_YOUR GOAL_
Seek out every line containing the word "Average", and copy each.
──────
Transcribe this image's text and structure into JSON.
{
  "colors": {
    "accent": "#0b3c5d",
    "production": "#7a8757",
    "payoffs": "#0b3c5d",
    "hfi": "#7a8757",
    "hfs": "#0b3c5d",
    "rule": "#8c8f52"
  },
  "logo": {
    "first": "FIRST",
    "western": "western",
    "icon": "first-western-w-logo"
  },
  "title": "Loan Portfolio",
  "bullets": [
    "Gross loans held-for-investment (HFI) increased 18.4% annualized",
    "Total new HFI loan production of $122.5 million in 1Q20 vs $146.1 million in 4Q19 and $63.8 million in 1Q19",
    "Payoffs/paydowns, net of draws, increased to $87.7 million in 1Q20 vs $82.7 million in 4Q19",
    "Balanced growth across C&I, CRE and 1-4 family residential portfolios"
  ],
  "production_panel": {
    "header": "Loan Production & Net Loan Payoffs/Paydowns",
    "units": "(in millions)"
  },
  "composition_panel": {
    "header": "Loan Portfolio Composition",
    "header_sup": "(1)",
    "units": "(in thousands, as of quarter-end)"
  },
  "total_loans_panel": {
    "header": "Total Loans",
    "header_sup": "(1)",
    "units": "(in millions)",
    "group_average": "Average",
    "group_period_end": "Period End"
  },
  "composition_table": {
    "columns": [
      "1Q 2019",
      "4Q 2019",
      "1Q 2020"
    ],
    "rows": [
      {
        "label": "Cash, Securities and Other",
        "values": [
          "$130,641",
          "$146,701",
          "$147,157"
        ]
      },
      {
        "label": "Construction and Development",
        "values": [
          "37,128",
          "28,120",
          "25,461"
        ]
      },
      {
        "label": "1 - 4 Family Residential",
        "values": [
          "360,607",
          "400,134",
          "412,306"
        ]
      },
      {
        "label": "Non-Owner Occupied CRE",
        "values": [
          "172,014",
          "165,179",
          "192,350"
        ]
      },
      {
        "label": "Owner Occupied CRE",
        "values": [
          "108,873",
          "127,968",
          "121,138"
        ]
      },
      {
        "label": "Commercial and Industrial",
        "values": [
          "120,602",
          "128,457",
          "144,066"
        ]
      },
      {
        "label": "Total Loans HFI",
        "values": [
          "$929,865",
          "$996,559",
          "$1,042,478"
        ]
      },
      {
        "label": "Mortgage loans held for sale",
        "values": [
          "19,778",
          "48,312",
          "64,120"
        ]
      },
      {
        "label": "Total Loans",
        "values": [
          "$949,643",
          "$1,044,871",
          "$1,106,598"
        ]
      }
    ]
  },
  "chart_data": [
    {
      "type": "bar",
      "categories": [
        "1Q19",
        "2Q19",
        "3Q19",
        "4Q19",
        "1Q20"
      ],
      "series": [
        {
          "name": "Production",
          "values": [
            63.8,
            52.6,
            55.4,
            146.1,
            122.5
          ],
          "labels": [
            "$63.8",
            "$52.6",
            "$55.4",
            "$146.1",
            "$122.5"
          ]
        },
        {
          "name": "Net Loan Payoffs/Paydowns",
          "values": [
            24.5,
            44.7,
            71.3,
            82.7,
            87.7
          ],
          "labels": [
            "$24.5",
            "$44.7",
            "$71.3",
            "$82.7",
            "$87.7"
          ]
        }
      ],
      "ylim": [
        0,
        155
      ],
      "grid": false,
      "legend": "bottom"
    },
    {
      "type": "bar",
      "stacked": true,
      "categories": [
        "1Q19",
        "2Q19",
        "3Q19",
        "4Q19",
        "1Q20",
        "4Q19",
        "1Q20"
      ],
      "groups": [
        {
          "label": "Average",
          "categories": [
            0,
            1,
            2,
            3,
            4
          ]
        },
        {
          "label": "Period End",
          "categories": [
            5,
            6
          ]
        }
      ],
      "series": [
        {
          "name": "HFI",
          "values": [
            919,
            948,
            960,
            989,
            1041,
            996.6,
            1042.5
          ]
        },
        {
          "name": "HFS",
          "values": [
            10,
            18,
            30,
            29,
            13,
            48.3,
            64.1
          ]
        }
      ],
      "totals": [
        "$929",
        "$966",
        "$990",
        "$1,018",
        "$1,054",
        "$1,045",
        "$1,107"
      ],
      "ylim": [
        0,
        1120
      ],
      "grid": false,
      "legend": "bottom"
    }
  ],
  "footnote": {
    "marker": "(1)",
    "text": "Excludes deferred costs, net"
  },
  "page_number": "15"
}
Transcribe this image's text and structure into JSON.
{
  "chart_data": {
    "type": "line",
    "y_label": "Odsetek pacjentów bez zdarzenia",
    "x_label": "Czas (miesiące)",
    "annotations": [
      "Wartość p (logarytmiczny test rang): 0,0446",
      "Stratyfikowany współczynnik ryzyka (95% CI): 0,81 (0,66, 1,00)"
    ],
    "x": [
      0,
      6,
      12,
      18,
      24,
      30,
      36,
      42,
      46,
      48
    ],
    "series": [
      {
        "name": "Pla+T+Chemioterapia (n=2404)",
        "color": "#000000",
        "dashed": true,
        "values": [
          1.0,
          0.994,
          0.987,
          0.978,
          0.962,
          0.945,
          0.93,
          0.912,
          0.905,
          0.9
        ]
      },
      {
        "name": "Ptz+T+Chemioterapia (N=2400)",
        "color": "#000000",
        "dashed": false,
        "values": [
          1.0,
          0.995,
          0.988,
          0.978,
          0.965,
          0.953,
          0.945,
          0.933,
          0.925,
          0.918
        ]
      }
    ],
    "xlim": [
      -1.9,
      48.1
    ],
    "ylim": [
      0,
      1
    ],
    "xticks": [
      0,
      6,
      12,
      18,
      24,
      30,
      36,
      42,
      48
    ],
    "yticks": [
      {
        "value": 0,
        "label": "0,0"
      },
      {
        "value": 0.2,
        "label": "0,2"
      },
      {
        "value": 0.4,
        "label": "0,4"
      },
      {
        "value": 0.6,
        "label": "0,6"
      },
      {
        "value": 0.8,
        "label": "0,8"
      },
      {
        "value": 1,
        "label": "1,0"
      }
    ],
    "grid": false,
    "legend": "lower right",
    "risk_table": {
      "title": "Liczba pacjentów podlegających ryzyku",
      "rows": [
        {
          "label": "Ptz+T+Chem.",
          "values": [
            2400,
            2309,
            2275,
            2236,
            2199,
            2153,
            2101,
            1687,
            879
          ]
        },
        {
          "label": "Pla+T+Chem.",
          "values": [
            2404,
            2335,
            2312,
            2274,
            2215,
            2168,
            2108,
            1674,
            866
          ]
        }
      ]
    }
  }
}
──────
_RESULT_
    "group_average": "Average",
          "label": "Average",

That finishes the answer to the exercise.